WHAT IS ASKED:
1. Answer these from the passage below on the agreement between the Pakistan Software Export Board and the Pakistan Stock Exchange:
(a) Where was the MOU signed?
(b) How many technology companies does the Pakistan Software Export Board aim to have registered on the Pakistan Stock Exchange?
(c) The Security and Exchange Commission of Pakistan reduced corporate governance rules from what number to what number?
2. According to the passage below on the agreement between the Pakistan Software Export Board and the Pakistan Stock Exchange, why does listing on the exchange make it easier for Pakistani tech companies to win overseas customers? Answer in one to three sentences.

EXCERPTED PASSAGE:
::::::
February 25, 2021: In yet another major step towards ensuring sustainable growth of Pakistan’s IT Industry, Pakistan Software Export Board (PSEB) has signed a Memorandum of Understanding with Pakistan Stock Exchange (PSX).

The MOU was signed at Pakistan Stock Exchange. Mr. Osman Nasir, Managing Director, Pakistan Software Export Board and Mr. Mr. Farrukh H. Khan, Chief Executive Officer & Managing Director, Pakistan Stock Exchange signed the MOU. Senior Officials from the Federal Ministry of IT & T, Pakistan Software Export Board, Security & Exchange Commission of Pakistan, Pakistan Stock Exchange and IT Industry representatives were present at the occasion.

Osman Nasir, Managing Director PSEB said that the Company would work with Pakistan Stock Exchange to conduct seminars, workshops and events to create awareness of the benefits of listing for IT/ITeS companies and work with PSX authorized financial advisors, consultants  and lead managers to assist the selected IT/ITeS companies for listing. He said that the Company is aiming to have 40 technology companies registered on Pakistan Stock Exchange and would extend significant financial and technical assistance to the tech companies to get listed on Pakistan Stock Exchange.

Shoaib Ahmed Siddiqui, Secretary IT said that one of the main factors impeding the growth of Pakistan’s IT sector is access to capital. Pakistani Tech companies that get listed on Pakistan Stock Exchange would be able to raise funds by issuing shares which can subsequently be used for further business expansion.  By listing on the stock exchange, a company gains instant credibility and stature with the prospective clients and suppliers. This is a significant advantage particularly for Pakistani tech companies as it makes it easier to solicit overseas customers due to increased credibility that comes from being listed on Pakistan Stock Exchange. Listing on stock exchange also improves corporate governance and companies can maintain more autonomy and control through ability to rapidly raise low-cost capital compared to banks, venture capitalists or private investors.

Syed Amin Ul Haque, Minister for Information Technology & Telecommunication in his comments stated that the MOU is a giant leap forward for development of Pakistan’s IT Industry. This is the first ever MOU signed between PSEB and Pakistan Stock Exchange. The goal is to increase the number of listed technology companies on PSX Main Board & GEM Board which would in turn help to strengthen financial ecosystem for IT sector growth and contribute to efforts for building a strong brand image of Pakistan’s  IT industry in the international markets. Due credit goes to Security and Exchange Commission of Pakistan for reducing corporate governance rules from 21 to 3 and for making it easier for technology firms to register on PSX.

According to Pakistan Stock Exchange Managing Director, Farrukh Khan, “PSX’s Growth Enterprise Market (GEM) Board facilitates small and medium sized enterprises, greenfield projects and tech startups to get listed on the Stock Exchange and raise capital. The listing regulations for the GEM Board have been made flexible vis a vis the Main Board while listing costs are significantly lower. Furthermore, there is an expanded list of Advisors to choose from, which adds to the convenience of issuers”. Mr. Khan further stated, “The GEM Board of PSX provides an ideal opportunity for small to medium sized growth enterprises such as IT firms and tech start-ups to raise capital and expand their business horizon. These companies must capitalise on this opportunity and raise low cost capital through the Exchange, which is crucial for their expansion and outreach. At the same time, listing on the Exchange will attract attention to these companies, locally as well as internationally. Importantly, listing on the GEM and Main Board also provides a potential exit to investors. Such an exit avenue will make it easier for tech companies to raise venture capital”.
::::::
GIVEN DATA:
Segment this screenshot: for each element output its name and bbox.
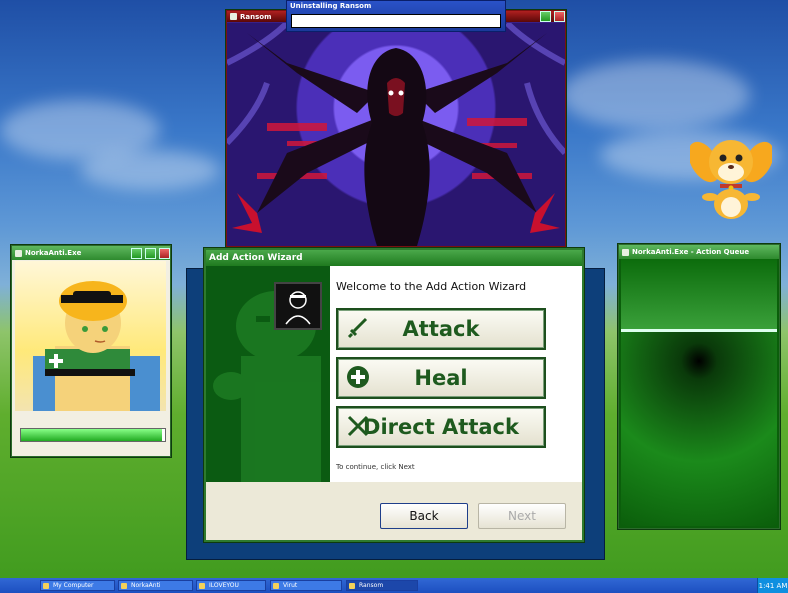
::::::
ANSWERS FOR THE EXERCISE:
1.
(a) At Pakistan Stock Exchange.
(b) 40.
(c) From 21 to 3.

2. Listing on the stock exchange gives a company instant credibility and stature with prospective clients and suppliers. That increased credibility makes it easier for Pakistani tech companies to solicit overseas customers.